**Défi A:** Dans les entrées, recopiez tel quel le passage qui commence à la ligne contenant « qa-item: What is the » et s’arrête après la ligne contenant « qa-item: What is a », ces deux lignes incluses.

**Page:**
· · · ·
1Au lendemain de la Seconde Guerre mondiale, dans un élan d’idéalisme, les pays alliés, victorieux, créèrent l’Organisation des nations unies pour l’éducation, la science et la culture (Unesco). Dans son préambule, l’Acte constitutif de l’Unesco proclame que « les guerres prenant naissance dans l’esprit des hommes, c’est dans l’esprit des hommes que doivent être élevées les défenses de la paix ». Suite aux expériences de la tyrannie nazie, de la propagande et du racisme, les fondateurs de l’Unesco misent sur la solidarité humaine et la compréhension mutuelle pour bâtir les bases de la paix internationale. En 1945, l’espoir était grand : la création d’un forum international permettrait une nouvelle architecture de la perception du monde, de la production de l’information et de la réalité. Alors que les nations prenaient conscience des opportunités illimitées des moyens de communication de masse pour changer les valeurs et les perspectives, le préambule de l’Unesco invitait ses États membres à « élever les défenses de la paix » à une échelle globale et donc à modifier les comportements partout. Vu que la communication entre les peuples risque d’avoir deux effets opposés (intensifier les peurs ou apaiser les suspicions mutuelles), il est logique que l’Unesco, en créant des espaces de rencontre entre les acteurs au niveau international, se soit positionnée en tant que médiateur pour veiller à la qualité des échanges dans le sens de son mandat constitutif.
2Dès son origine, ce mandat légitime les actions de l’Unesco en matière de communication. Même si, lors de la naissance de l’Unesco, aucun service en charge de la communication n’a été institué en tant que tel, la diffusion à une échelle mondiale des savoirs liés à l’éducation, la science et la culture, s’imposait de fait. Concrètement, l’Organisation s’est engagée à favoriser « la connaissance et la compréhension mutuelle des nations en prêtant son concours aux organes d’information des masses […] pour faciliter la libre circulation des idées, […] en facilitant par des méthodes de coopération internationale appropriées l’accès de tous les peuples à ce que chacun d’eux publie » (article 1er). Le concept de liberté de l’information est donc inhérent à l’Acte constitutif de l’Unesco.
· · · ·
**Entrées fournies:**
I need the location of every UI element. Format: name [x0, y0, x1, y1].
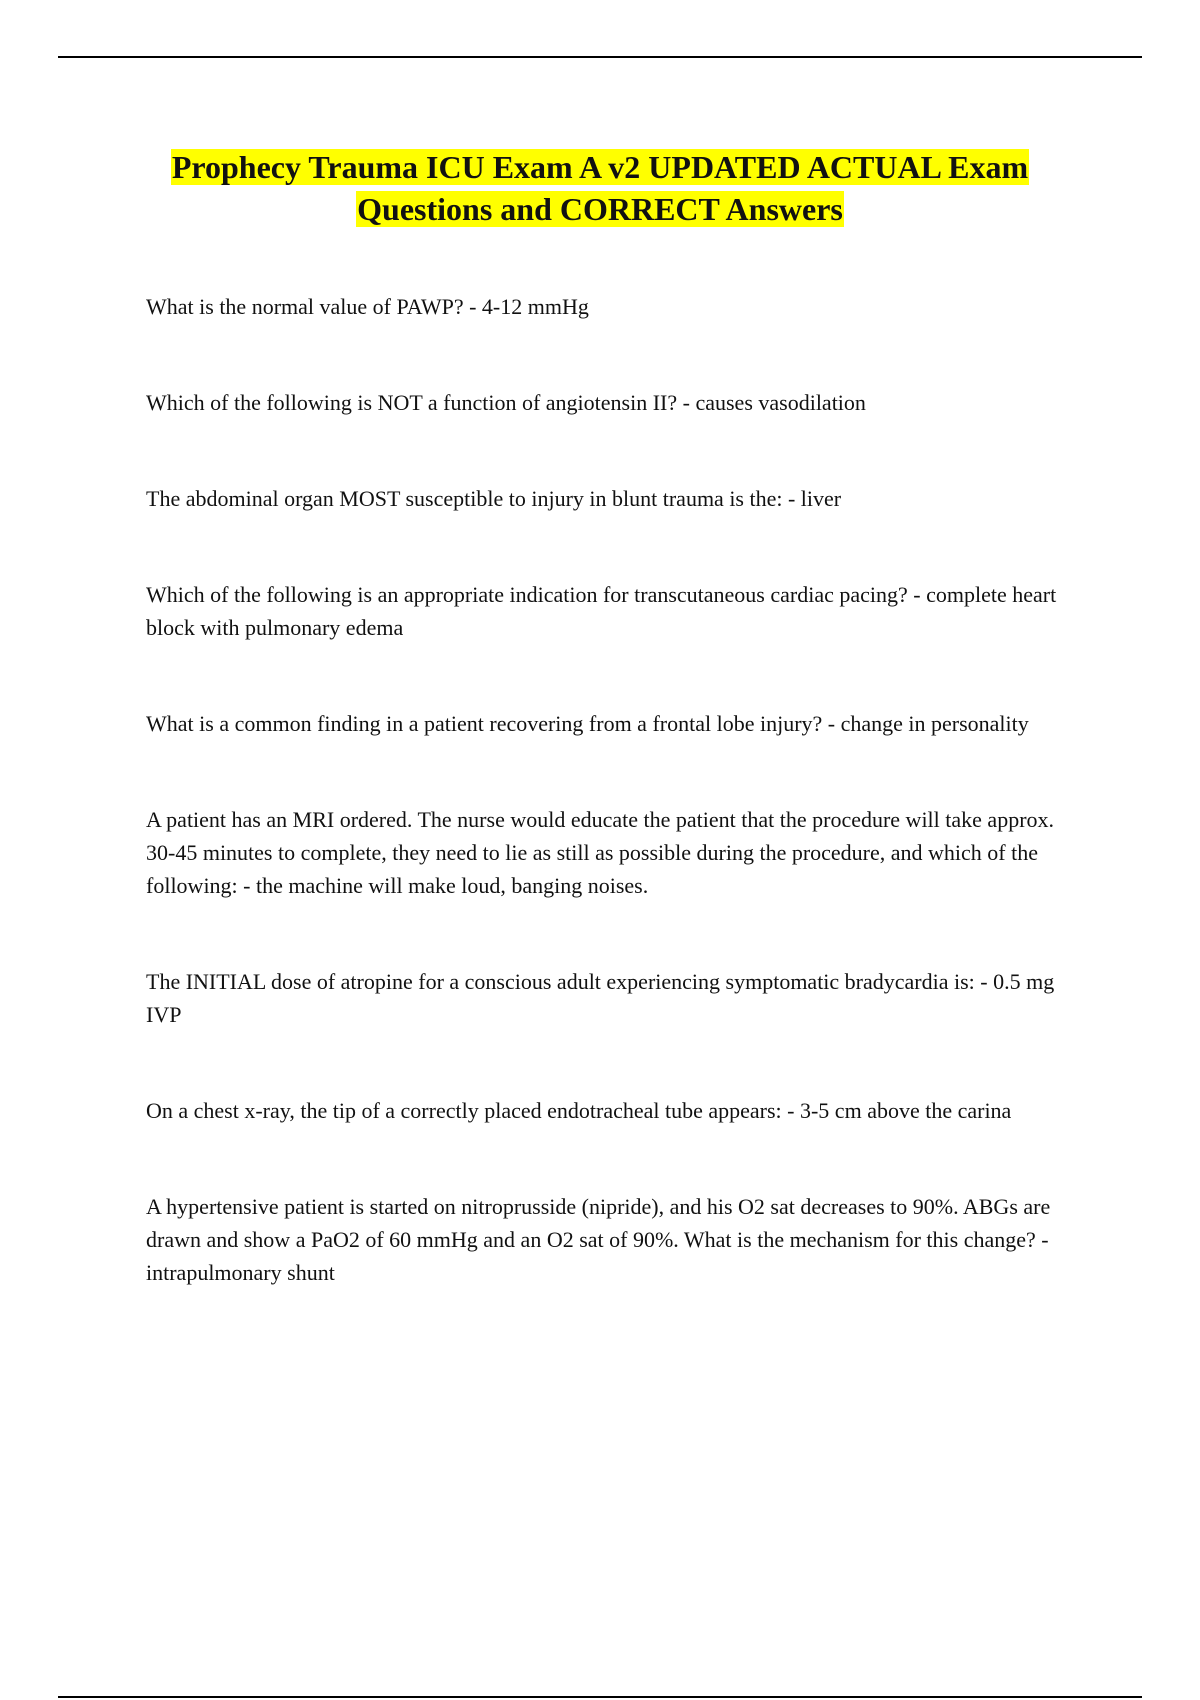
qa-item: What is the normal value of PAWP? - 4-12 mmHg — [146, 294, 589, 319]
qa-item: Which of the following is NOT a function of angiotensin II? - causes vasodilation — [146, 390, 866, 415]
qa-item: What is a common finding in a patient recovering from a frontal lobe injury? - change in personality — [146, 711, 1029, 736]
qa-item: A hypertensive patient is started on nitroprusside (nipride), and his O2 sat decreases to 90%. ABGs are drawn and show a PaO2 of 60 mmHg and an O2 sat of 90%. What is the mechanism for this change? - intrapulmonary shunt — [146, 1194, 1051, 1285]
top-rule — [58, 56, 1142, 58]
bottom-rule — [58, 1696, 1142, 1698]
document-title — [0, 146, 1200, 230]
qa-list — [146, 290, 1086, 1289]
qa-item: A patient has an MRI ordered. The nurse would educate the patient that the procedure will take approx. 30-45 minutes to complete, they need to lie as still as possible during the procedure, and which of the following: - the machine will make loud, banging noises. — [146, 807, 1055, 898]
title-line-1: Prophecy Trauma ICU Exam A v2 UPDATED ACTUAL Exam — [171, 149, 1029, 185]
qa-item: On a chest x-ray, the tip of a correctly placed endotracheal tube appears: - 3-5 cm above the carina — [146, 1098, 1012, 1123]
qa-item: Which of the following is an appropriate indication for transcutaneous cardiac pacing? - complete heart block with pulmonary edema — [146, 582, 1057, 640]
qa-item: The INITIAL dose of atropine for a conscious adult experiencing symptomatic bradycardia is: - 0.5 mg IVP — [146, 969, 1055, 1027]
title-line-2: Questions and CORRECT Answers — [357, 191, 843, 227]
qa-item: The abdominal organ MOST susceptible to injury in blunt trauma is the: - liver — [146, 486, 842, 511]
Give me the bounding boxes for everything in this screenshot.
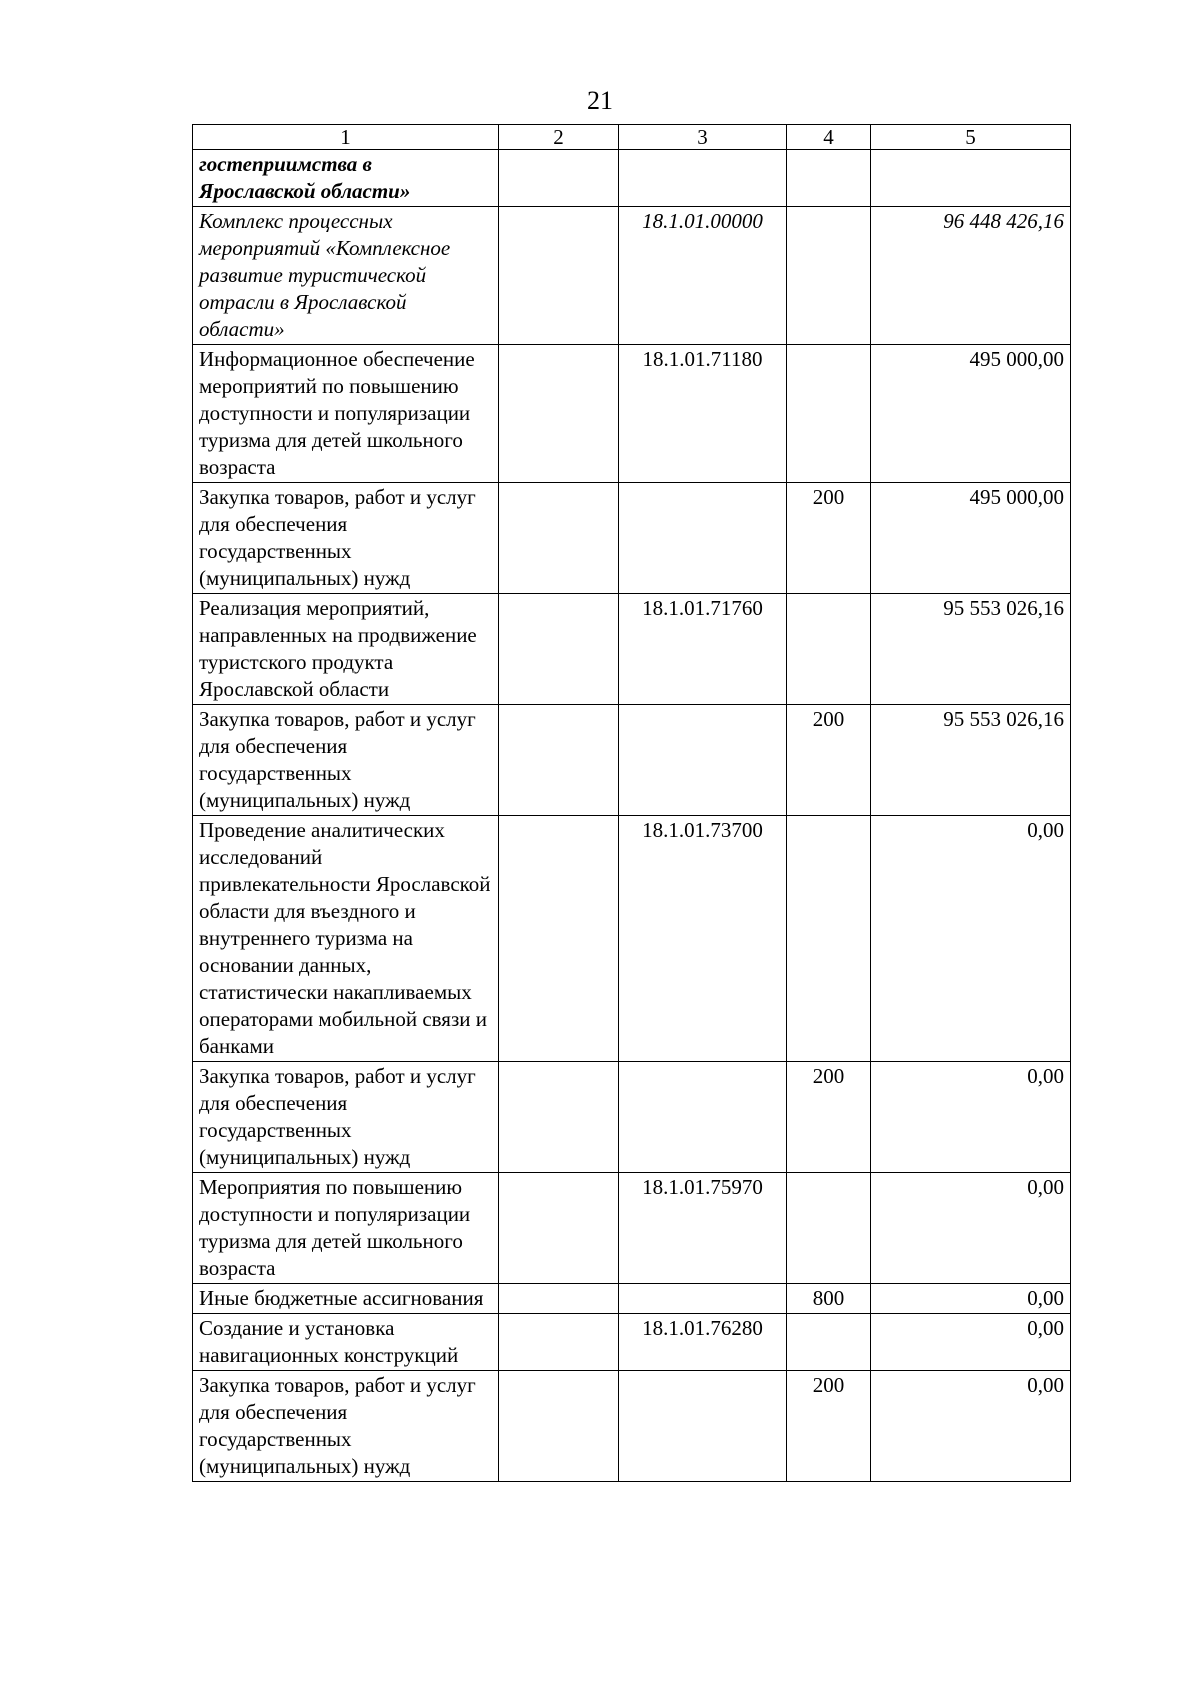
row-code-cell: 18.1.01.75970 bbox=[619, 1173, 787, 1284]
row-name-cell: гостеприимства в Ярославской области» bbox=[193, 150, 499, 207]
budget-table bbox=[192, 124, 1071, 1482]
row-amount-cell: 0,00 bbox=[871, 1371, 1071, 1482]
table-row bbox=[193, 345, 1071, 483]
row-col2-cell bbox=[499, 705, 619, 816]
row-type-cell bbox=[787, 1173, 871, 1284]
row-code-cell: 18.1.01.73700 bbox=[619, 816, 787, 1062]
row-amount-cell: 0,00 bbox=[871, 816, 1071, 1062]
page-number: 21 bbox=[587, 86, 613, 115]
row-code-cell bbox=[619, 150, 787, 207]
header-col-2: 2 bbox=[499, 125, 619, 150]
table-row bbox=[193, 1284, 1071, 1314]
row-amount-cell bbox=[871, 150, 1071, 207]
row-name-cell: Закупка товаров, работ и услуг для обеспечения государственных (муниципальных) нужд bbox=[193, 1062, 499, 1173]
row-type-cell bbox=[787, 1314, 871, 1371]
row-col2-cell bbox=[499, 1062, 619, 1173]
row-col2-cell bbox=[499, 1371, 619, 1482]
row-name-cell: Комплекс процессных мероприятий «Комплексное развитие туристической отрасли в Ярославской области» bbox=[193, 207, 499, 345]
row-name-cell: Проведение аналитических исследований привлекательности Ярославской области для въездного и внутреннего туризма на основании данных, статистически накапливаемых операторами мобильной связи и банками bbox=[193, 816, 499, 1062]
row-code-cell bbox=[619, 1371, 787, 1482]
row-amount-cell: 95 553 026,16 bbox=[871, 705, 1071, 816]
row-type-cell: 800 bbox=[787, 1284, 871, 1314]
row-amount-cell: 95 553 026,16 bbox=[871, 594, 1071, 705]
row-code-cell bbox=[619, 1062, 787, 1173]
row-col2-cell bbox=[499, 594, 619, 705]
row-code-cell: 18.1.01.00000 bbox=[619, 207, 787, 345]
table-row bbox=[193, 483, 1071, 594]
row-code-cell bbox=[619, 1284, 787, 1314]
row-amount-cell: 0,00 bbox=[871, 1314, 1071, 1371]
row-type-cell bbox=[787, 816, 871, 1062]
row-type-cell: 200 bbox=[787, 1371, 871, 1482]
row-name-cell: Мероприятия по повышению доступности и популяризации туризма для детей школьного возраста bbox=[193, 1173, 499, 1284]
row-type-cell: 200 bbox=[787, 1062, 871, 1173]
table-row bbox=[193, 705, 1071, 816]
row-code-cell: 18.1.01.76280 bbox=[619, 1314, 787, 1371]
row-name-cell: Информационное обеспечение мероприятий по повышению доступности и популяризации туризма для детей школьного возраста bbox=[193, 345, 499, 483]
table-row bbox=[193, 1371, 1071, 1482]
row-col2-cell bbox=[499, 150, 619, 207]
row-code-cell: 18.1.01.71180 bbox=[619, 345, 787, 483]
row-type-cell bbox=[787, 594, 871, 705]
row-amount-cell: 0,00 bbox=[871, 1284, 1071, 1314]
row-code-cell: 18.1.01.71760 bbox=[619, 594, 787, 705]
row-col2-cell bbox=[499, 1173, 619, 1284]
row-type-cell bbox=[787, 345, 871, 483]
row-code-cell bbox=[619, 483, 787, 594]
row-type-cell: 200 bbox=[787, 483, 871, 594]
row-col2-cell bbox=[499, 1314, 619, 1371]
table-row bbox=[193, 207, 1071, 345]
table-row bbox=[193, 1173, 1071, 1284]
row-name-cell: Реализация мероприятий, направленных на продвижение туристского продукта Ярославской области bbox=[193, 594, 499, 705]
row-name-cell: Иные бюджетные ассигнования bbox=[193, 1284, 499, 1314]
row-type-cell: 200 bbox=[787, 705, 871, 816]
row-amount-cell: 0,00 bbox=[871, 1173, 1071, 1284]
row-amount-cell: 495 000,00 bbox=[871, 483, 1071, 594]
table-body bbox=[193, 150, 1071, 1482]
row-code-cell bbox=[619, 705, 787, 816]
row-name-cell: Создание и установка навигационных конструкций bbox=[193, 1314, 499, 1371]
header-col-4: 4 bbox=[787, 125, 871, 150]
row-type-cell bbox=[787, 150, 871, 207]
table-row bbox=[193, 150, 1071, 207]
table-header-row bbox=[193, 125, 1071, 150]
row-amount-cell: 0,00 bbox=[871, 1062, 1071, 1173]
row-name-cell: Закупка товаров, работ и услуг для обеспечения государственных (муниципальных) нужд bbox=[193, 483, 499, 594]
row-col2-cell bbox=[499, 816, 619, 1062]
row-col2-cell bbox=[499, 483, 619, 594]
header-col-5: 5 bbox=[871, 125, 1071, 150]
header-col-3: 3 bbox=[619, 125, 787, 150]
row-name-cell: Закупка товаров, работ и услуг для обеспечения государственных (муниципальных) нужд bbox=[193, 1371, 499, 1482]
row-name-cell: Закупка товаров, работ и услуг для обеспечения государственных (муниципальных) нужд bbox=[193, 705, 499, 816]
row-col2-cell bbox=[499, 1284, 619, 1314]
row-amount-cell: 96 448 426,16 bbox=[871, 207, 1071, 345]
row-col2-cell bbox=[499, 207, 619, 345]
header-col-1: 1 bbox=[193, 125, 499, 150]
row-col2-cell bbox=[499, 345, 619, 483]
row-amount-cell: 495 000,00 bbox=[871, 345, 1071, 483]
table-row bbox=[193, 816, 1071, 1062]
table-row bbox=[193, 594, 1071, 705]
row-type-cell bbox=[787, 207, 871, 345]
table-row bbox=[193, 1314, 1071, 1371]
table-row bbox=[193, 1062, 1071, 1173]
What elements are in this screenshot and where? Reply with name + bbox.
· · · ·
**Défi B:** Pour chacune des affirmations suivantes, indiquez par oui ou par non si elle concorde avec le texte sur l’Unesco, en citant mot pour mot les termes du texte qui tranchent. (i) L’Unesco a été créée par les pays alliés victorieux au lendemain de la Seconde Guerre mondiale. (ii) Un service chargé de la communication a été institué dès la naissance de l’Unesco. (iii) Selon l’article 1er, l’Organisation s’engage à restreindre la circulation des idées.

**Résultat A:**
qa-item: What is the normal value of PAWP? - 4-12 mmHg — [146, 294, 589, 319]
qa-item: Which of the following is NOT a function of angiotensin II? - causes vasodilation — [146, 390, 866, 415]
qa-item: What is a common finding in a patient recovering from a frontal lobe injury? - change in personality — [146, 711, 1029, 736]

**Résultat B:**
(i) Oui : « les pays alliés, victorieux, créèrent l’Organisation des nations unies pour l’éducation, la science et la culture (Unesco) ».
(ii) Non : « aucun service en charge de la communication n’a été institué en tant que tel ».
(iii) Non : « pour faciliter la libre circulation des idées ».